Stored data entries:
## BEGIN
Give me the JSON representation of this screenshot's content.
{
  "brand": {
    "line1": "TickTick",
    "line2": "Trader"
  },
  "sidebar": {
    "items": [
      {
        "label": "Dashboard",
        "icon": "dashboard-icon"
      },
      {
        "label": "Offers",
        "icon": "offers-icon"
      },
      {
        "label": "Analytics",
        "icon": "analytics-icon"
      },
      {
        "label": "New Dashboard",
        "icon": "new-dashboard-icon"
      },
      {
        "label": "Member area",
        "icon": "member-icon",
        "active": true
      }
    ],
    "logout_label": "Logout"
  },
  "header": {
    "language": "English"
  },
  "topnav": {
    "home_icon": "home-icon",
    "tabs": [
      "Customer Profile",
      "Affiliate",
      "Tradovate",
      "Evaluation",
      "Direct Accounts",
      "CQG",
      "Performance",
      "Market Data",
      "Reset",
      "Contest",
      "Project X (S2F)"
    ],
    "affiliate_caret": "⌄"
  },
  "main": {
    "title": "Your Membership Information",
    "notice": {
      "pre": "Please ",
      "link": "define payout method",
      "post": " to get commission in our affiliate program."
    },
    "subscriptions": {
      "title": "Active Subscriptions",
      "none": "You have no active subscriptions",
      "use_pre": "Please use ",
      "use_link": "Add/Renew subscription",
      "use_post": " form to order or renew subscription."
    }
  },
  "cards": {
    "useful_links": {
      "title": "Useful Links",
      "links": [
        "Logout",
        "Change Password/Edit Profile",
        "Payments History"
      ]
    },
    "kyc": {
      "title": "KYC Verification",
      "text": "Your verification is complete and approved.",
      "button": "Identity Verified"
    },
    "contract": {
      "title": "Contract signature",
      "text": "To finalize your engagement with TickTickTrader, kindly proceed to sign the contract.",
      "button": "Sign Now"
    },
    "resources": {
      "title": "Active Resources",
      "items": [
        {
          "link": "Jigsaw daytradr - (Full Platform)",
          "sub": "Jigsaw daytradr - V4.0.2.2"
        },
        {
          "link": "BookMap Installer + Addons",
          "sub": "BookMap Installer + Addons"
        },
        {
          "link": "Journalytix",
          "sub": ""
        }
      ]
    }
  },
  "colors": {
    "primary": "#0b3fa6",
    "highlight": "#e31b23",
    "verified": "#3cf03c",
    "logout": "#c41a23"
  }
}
## END
◆ **Problem**
Select every line in the material above where the string "Profile" occurs, and copy it.

◆ **The completed task**
      "Customer Profile",
        "Change Password/Edit Profile",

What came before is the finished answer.